● **Data supplied**:
--------------------------------------------------

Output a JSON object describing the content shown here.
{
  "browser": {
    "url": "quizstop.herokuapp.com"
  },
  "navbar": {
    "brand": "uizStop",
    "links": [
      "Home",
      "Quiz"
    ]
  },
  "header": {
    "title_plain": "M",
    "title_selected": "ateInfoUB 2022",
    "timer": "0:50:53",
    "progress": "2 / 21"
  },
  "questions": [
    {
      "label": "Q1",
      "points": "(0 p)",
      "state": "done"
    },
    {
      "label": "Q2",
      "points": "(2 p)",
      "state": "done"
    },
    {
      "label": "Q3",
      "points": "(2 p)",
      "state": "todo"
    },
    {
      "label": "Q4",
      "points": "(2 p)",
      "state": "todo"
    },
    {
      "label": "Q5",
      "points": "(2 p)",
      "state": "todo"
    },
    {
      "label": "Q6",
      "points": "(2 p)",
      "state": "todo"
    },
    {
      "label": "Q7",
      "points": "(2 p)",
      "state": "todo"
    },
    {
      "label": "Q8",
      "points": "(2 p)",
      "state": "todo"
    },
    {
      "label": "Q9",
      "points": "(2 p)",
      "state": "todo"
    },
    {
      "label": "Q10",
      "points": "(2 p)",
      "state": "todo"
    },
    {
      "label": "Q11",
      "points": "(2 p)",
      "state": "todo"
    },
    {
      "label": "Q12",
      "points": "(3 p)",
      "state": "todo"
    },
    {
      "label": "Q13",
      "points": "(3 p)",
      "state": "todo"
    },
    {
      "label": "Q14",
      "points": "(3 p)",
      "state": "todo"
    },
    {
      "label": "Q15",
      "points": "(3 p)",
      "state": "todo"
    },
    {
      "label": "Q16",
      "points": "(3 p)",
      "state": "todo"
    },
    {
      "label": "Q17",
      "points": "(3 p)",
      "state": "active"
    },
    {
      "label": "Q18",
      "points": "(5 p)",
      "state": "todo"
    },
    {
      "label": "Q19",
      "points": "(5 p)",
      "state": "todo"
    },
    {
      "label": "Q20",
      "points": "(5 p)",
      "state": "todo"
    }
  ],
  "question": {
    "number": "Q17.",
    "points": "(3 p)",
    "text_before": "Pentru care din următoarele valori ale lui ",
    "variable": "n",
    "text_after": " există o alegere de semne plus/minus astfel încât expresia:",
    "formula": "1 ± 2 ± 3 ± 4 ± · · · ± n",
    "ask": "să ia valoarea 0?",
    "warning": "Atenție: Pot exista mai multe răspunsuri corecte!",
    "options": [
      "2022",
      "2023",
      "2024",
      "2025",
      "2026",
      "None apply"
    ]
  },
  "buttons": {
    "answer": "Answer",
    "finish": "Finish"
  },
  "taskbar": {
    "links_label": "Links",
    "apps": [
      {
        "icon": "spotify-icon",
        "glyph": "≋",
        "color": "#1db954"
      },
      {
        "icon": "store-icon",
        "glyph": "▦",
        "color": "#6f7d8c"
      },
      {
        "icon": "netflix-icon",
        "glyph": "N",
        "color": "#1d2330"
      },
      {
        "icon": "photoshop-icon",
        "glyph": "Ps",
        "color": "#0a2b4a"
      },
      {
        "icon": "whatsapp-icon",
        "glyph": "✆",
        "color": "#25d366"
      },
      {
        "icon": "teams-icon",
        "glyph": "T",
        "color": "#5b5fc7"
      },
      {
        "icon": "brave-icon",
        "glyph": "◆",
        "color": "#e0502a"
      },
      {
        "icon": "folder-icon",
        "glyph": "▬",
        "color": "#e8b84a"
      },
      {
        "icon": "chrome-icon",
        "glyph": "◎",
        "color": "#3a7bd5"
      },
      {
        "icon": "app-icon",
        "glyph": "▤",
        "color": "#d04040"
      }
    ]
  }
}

--------------------------------------------------

● **Stated exercise**:
Every record shown above should be written out again exactly.

● **Correct result**:
Output a JSON object describing the content shown here.
{
  "browser": {
    "url": "quizstop.herokuapp.com"
  },
  "navbar": {
    "brand": "uizStop",
    "links": [
      "Home",
      "Quiz"
    ]
  },
  "header": {
    "title_plain": "M",
    "title_selected": "ateInfoUB 2022",
    "timer": "0:50:53",
    "progress": "2 / 21"
  },
  "questions": [
    {
      "label": "Q1",
      "points": "(0 p)",
      "state": "done"
    },
    {
      "label": "Q2",
      "points": "(2 p)",
      "state": "done"
    },
    {
      "label": "Q3",
      "points": "(2 p)",
      "state": "todo"
    },
    {
      "label": "Q4",
      "points": "(2 p)",
      "state": "todo"
    },
    {
      "label": "Q5",
      "points": "(2 p)",
      "state": "todo"
    },
    {
      "label": "Q6",
      "points": "(2 p)",
      "state": "todo"
    },
    {
      "label": "Q7",
      "points": "(2 p)",
      "state": "todo"
    },
    {
      "label": "Q8",
      "points": "(2 p)",
      "state": "todo"
    },
    {
      "label": "Q9",
      "points": "(2 p)",
      "state": "todo"
    },
    {
      "label": "Q10",
      "points": "(2 p)",
      "state": "todo"
    },
    {
      "label": "Q11",
      "points": "(2 p)",
      "state": "todo"
    },
    {
      "label": "Q12",
      "points": "(3 p)",
      "state": "todo"
    },
    {
      "label": "Q13",
      "points": "(3 p)",
      "state": "todo"
    },
    {
      "label": "Q14",
      "points": "(3 p)",
      "state": "todo"
    },
    {
      "label": "Q15",
      "points": "(3 p)",
      "state": "todo"
    },
    {
      "label": "Q16",
      "points": "(3 p)",
      "state": "todo"
    },
    {
      "label": "Q17",
      "points": "(3 p)",
      "state": "active"
    },
    {
      "label": "Q18",
      "points": "(5 p)",
      "state": "todo"
    },
    {
      "label": "Q19",
      "points": "(5 p)",
      "state": "todo"
    },
    {
      "label": "Q20",
      "points": "(5 p)",
      "state": "todo"
    }
  ],
  "question": {
    "number": "Q17.",
    "points": "(3 p)",
    "text_before": "Pentru care din următoarele valori ale lui ",
    "variable": "n",
    "text_after": " există o alegere de semne plus/minus astfel încât expresia:",
    "formula": "1 ± 2 ± 3 ± 4 ± · · · ± n",
    "ask": "să ia valoarea 0?",
    "warning": "Atenție: Pot exista mai multe răspunsuri corecte!",
    "options": [
      "2022",
      "2023",
      "2024",
      "2025",
      "2026",
      "None apply"
    ]
  },
  "buttons": {
    "answer": "Answer",
    "finish": "Finish"
  },
  "taskbar": {
    "links_label": "Links",
    "apps": [
      {
        "icon": "spotify-icon",
        "glyph": "≋",
        "color": "#1db954"
      },
      {
        "icon": "store-icon",
        "glyph": "▦",
        "color": "#6f7d8c"
      },
      {
        "icon": "netflix-icon",
        "glyph": "N",
        "color": "#1d2330"
      },
      {
        "icon": "photoshop-icon",
        "glyph": "Ps",
        "color": "#0a2b4a"
      },
      {
        "icon": "whatsapp-icon",
        "glyph": "✆",
        "color": "#25d366"
      },
      {
        "icon": "teams-icon",
        "glyph": "T",
        "color": "#5b5fc7"
      },
      {
        "icon": "brave-icon",
        "glyph": "◆",
        "color": "#e0502a"
      },
      {
        "icon": "folder-icon",
        "glyph": "▬",
        "color": "#e8b84a"
      },
      {
        "icon": "chrome-icon",
        "glyph": "◎",
        "color": "#3a7bd5"
      },
      {
        "icon": "app-icon",
        "glyph": "▤",
        "color": "#d04040"
      }
    ]
  }
}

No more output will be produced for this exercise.